(Records about charts and figures)
%%

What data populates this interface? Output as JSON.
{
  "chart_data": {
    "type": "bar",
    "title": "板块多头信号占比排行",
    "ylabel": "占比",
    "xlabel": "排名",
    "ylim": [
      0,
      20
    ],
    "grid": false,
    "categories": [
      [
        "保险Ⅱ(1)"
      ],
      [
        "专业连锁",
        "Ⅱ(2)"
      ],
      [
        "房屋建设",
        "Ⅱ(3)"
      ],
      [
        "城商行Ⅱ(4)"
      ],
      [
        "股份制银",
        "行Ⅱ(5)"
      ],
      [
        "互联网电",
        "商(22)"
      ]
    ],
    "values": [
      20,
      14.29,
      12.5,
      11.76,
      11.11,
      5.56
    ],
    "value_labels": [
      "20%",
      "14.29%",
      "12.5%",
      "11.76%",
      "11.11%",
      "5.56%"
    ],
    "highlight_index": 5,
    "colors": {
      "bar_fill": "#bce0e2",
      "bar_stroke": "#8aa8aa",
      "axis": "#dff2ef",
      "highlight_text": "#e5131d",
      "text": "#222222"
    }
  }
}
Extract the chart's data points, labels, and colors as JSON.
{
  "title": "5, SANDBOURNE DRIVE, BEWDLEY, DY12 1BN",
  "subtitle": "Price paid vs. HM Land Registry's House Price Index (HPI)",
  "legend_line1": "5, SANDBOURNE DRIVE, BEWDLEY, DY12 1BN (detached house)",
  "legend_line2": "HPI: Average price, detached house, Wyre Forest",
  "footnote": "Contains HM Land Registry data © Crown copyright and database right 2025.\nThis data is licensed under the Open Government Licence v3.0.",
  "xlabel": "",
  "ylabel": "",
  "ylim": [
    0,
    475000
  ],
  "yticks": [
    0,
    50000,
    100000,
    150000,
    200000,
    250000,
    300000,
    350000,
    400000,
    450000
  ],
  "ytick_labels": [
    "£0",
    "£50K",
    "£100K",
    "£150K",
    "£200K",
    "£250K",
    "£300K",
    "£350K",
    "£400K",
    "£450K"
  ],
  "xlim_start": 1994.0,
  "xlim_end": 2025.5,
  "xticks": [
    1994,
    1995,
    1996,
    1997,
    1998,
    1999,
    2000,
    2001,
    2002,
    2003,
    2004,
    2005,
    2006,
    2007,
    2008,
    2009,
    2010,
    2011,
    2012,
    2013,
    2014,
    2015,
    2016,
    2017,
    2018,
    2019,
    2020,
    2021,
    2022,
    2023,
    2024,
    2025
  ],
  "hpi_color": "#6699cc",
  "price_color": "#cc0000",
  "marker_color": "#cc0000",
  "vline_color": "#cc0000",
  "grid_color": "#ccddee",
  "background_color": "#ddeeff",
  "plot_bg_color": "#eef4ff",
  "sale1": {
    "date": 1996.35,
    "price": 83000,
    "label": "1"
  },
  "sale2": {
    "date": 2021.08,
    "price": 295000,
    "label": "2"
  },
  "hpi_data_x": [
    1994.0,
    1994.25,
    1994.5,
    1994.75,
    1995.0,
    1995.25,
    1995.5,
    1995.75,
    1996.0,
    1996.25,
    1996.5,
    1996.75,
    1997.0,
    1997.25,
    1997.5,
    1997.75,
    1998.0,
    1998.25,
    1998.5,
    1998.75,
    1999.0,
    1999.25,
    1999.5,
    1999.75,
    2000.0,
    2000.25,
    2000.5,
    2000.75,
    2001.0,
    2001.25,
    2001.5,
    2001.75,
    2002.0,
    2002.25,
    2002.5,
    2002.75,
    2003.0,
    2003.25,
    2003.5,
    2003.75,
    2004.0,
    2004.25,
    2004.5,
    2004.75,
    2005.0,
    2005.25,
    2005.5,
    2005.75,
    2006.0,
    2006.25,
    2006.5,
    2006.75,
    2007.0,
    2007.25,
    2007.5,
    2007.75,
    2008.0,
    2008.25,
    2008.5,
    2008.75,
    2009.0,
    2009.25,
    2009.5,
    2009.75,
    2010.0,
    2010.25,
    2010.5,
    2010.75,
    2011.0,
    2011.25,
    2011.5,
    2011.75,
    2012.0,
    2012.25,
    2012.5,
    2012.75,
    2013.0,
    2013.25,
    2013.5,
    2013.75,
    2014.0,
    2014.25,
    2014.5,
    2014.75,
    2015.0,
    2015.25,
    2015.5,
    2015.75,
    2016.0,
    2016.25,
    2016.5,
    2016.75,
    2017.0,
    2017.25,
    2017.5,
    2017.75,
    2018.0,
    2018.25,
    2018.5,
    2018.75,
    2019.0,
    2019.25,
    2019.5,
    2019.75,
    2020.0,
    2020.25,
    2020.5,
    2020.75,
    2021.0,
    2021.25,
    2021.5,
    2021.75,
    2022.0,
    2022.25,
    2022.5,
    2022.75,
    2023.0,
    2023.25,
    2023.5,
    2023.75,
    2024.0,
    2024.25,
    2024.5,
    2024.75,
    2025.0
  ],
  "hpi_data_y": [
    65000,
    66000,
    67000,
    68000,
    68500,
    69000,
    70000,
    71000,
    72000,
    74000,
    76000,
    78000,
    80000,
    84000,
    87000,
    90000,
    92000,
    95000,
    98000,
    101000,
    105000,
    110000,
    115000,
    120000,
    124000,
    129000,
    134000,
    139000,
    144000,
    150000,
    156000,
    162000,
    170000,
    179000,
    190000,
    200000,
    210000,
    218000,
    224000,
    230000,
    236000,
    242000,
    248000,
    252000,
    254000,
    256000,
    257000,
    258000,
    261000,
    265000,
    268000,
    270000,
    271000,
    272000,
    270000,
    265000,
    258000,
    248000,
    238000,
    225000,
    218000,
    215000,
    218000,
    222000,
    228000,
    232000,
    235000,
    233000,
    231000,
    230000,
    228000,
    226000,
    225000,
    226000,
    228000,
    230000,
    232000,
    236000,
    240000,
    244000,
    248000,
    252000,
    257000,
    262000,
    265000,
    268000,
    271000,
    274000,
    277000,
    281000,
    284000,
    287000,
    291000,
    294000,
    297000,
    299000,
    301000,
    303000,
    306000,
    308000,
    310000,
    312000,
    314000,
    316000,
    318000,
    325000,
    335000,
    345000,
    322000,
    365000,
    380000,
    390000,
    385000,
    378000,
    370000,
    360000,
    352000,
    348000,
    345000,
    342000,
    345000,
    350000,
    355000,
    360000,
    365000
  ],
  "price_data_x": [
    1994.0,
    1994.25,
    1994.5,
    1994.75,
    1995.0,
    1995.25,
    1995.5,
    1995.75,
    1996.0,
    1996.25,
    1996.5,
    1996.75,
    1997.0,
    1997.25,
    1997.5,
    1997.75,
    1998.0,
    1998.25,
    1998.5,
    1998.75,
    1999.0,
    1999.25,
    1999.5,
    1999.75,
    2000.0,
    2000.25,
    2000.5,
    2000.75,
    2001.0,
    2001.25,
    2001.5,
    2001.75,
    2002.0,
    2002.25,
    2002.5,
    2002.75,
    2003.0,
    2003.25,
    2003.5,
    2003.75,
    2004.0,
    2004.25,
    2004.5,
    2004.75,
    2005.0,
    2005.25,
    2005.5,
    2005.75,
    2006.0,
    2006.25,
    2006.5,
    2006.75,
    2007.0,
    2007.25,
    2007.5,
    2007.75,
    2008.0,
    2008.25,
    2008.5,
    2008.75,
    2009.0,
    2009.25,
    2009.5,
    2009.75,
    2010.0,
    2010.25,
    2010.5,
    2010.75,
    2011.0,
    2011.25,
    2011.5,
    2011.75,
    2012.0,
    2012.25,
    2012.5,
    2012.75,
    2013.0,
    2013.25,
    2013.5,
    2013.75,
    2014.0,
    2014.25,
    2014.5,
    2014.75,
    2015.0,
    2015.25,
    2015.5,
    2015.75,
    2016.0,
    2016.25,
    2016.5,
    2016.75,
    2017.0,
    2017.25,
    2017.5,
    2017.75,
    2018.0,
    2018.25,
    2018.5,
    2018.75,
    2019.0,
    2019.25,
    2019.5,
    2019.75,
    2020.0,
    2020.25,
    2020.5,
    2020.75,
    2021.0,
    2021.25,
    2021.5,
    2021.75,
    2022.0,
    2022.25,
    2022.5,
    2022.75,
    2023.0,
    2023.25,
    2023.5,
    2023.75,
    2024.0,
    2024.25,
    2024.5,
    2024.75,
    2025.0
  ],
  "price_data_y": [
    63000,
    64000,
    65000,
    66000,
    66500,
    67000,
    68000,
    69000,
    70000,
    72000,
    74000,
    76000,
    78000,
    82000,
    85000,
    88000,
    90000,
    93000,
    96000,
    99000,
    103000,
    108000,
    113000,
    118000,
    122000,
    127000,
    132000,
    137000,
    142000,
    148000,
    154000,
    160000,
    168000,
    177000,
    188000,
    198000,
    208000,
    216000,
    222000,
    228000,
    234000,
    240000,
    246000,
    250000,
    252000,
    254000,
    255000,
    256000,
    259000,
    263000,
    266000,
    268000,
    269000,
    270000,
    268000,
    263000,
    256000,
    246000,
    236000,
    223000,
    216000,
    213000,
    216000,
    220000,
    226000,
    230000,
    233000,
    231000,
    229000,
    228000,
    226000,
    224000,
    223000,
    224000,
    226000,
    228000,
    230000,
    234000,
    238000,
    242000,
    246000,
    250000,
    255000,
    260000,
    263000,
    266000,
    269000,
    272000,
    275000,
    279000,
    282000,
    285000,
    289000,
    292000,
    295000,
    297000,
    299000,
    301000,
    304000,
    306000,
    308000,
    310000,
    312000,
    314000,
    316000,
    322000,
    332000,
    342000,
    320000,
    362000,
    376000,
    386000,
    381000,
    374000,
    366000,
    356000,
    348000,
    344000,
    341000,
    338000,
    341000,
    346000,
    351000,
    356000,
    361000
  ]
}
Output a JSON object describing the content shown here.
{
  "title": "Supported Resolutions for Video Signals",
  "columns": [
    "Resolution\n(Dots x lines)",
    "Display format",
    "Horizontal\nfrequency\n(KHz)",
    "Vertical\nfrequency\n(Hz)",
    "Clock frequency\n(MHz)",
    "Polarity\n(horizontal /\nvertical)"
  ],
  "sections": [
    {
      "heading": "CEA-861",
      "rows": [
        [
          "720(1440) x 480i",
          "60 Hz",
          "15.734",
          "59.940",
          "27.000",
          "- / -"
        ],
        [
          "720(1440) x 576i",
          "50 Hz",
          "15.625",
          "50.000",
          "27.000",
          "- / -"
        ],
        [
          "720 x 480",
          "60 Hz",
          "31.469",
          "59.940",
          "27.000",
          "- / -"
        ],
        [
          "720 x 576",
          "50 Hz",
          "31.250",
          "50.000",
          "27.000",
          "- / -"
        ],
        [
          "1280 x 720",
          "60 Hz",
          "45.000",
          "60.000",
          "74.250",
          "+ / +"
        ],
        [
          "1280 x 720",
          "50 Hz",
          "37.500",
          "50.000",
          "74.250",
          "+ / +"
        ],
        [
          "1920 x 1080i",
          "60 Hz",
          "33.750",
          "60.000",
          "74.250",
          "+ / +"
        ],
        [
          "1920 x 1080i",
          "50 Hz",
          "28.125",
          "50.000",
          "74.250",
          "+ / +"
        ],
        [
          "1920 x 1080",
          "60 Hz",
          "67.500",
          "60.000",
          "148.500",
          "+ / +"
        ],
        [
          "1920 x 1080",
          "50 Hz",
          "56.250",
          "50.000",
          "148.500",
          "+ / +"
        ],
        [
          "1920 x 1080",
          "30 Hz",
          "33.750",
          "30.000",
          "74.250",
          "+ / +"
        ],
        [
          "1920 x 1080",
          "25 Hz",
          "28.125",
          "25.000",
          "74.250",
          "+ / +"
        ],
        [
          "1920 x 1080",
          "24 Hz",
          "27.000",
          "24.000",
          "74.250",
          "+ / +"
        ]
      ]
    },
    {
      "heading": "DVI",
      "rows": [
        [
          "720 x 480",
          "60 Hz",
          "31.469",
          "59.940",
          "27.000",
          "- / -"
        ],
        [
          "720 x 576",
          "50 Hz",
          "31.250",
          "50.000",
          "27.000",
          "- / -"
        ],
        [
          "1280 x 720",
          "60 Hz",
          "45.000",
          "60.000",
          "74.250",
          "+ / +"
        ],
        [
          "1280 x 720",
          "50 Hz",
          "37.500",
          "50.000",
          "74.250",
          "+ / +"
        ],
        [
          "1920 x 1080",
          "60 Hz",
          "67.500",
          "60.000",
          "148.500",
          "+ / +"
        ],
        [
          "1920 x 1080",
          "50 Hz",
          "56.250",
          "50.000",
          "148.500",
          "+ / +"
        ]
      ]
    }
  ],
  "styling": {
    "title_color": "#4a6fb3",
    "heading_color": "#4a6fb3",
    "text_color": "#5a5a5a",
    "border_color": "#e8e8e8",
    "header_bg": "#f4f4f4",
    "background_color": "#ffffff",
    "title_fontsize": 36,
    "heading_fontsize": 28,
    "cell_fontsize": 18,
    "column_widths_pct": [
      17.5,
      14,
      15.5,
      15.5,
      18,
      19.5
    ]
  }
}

%%

* [EXERCISE DIRECTIONS]: Filter the records above and return every line that holds the word "nfrequency".

* [REPLY]:
    "Horizontal\nfrequency\n(KHz)",
    "Vertical\nfrequency\n(Hz)",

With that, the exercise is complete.